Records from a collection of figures

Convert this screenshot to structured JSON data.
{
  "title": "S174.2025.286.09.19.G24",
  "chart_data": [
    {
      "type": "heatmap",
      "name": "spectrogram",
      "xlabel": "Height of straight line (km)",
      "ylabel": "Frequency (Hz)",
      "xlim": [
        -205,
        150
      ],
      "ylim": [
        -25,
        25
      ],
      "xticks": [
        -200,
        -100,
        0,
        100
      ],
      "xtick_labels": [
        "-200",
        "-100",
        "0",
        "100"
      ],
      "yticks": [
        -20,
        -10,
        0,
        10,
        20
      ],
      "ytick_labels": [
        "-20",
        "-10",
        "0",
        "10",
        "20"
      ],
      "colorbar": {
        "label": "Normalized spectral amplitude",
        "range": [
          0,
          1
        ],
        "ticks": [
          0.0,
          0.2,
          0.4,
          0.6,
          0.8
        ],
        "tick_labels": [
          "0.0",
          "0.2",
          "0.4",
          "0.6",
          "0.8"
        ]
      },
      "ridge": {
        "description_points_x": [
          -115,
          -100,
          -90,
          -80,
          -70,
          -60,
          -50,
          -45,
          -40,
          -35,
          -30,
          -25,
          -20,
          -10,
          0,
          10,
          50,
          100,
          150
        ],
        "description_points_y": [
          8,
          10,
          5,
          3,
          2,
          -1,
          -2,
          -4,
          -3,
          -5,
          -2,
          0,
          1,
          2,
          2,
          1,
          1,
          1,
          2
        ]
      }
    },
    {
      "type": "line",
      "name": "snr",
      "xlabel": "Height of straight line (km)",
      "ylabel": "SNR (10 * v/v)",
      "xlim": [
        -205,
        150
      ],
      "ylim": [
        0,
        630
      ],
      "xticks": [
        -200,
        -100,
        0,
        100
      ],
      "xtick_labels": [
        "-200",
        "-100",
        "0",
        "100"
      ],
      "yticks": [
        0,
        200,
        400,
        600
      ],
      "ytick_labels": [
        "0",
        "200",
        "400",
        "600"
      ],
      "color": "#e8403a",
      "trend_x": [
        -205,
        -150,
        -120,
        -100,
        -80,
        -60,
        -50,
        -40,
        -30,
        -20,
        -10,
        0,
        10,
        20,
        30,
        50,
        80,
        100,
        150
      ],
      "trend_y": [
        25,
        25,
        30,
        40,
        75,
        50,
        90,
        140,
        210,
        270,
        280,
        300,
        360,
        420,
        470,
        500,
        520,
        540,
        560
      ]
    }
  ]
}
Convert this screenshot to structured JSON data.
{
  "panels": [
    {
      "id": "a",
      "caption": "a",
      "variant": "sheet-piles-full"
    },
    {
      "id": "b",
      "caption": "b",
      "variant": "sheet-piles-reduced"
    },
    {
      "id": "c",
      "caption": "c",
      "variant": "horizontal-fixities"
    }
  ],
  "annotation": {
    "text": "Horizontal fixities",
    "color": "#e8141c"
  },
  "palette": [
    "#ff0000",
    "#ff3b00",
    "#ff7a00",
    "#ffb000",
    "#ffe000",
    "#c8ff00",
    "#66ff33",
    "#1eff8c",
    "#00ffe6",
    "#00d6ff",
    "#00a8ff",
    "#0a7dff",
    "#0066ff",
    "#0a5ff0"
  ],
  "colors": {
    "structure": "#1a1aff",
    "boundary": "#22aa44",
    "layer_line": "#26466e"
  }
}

# Exercise prompt
Give the number of lines in the records that contain the string "fixities", and nothing besides.

# The result
2